State how many lines in the listing contain the string "title", giving only the number.

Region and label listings
┌──

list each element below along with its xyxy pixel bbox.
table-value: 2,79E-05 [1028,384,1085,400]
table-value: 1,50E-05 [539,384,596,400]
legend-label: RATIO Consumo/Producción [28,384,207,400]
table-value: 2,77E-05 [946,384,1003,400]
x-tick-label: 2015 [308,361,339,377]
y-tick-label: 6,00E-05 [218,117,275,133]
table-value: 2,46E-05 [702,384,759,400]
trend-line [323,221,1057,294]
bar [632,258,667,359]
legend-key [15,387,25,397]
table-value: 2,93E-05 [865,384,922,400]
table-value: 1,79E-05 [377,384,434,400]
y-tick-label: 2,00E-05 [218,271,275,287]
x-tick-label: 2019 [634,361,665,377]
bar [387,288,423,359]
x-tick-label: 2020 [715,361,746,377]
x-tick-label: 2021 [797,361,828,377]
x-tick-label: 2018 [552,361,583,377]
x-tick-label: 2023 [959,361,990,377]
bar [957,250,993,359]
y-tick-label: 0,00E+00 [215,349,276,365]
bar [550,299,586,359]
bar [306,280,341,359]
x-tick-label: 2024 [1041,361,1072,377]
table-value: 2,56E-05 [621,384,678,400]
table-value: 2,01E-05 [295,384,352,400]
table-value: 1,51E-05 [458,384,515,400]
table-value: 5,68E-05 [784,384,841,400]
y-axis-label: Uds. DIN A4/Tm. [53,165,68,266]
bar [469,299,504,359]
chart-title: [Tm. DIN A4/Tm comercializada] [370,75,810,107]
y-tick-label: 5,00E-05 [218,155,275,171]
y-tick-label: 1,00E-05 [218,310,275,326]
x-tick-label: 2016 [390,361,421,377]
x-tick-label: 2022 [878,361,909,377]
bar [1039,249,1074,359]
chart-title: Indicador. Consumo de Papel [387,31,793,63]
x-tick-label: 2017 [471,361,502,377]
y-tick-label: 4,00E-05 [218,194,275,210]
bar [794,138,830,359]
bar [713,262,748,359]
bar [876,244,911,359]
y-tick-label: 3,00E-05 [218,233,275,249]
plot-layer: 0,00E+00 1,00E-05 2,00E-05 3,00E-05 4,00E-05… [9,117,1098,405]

└──

Written response: 2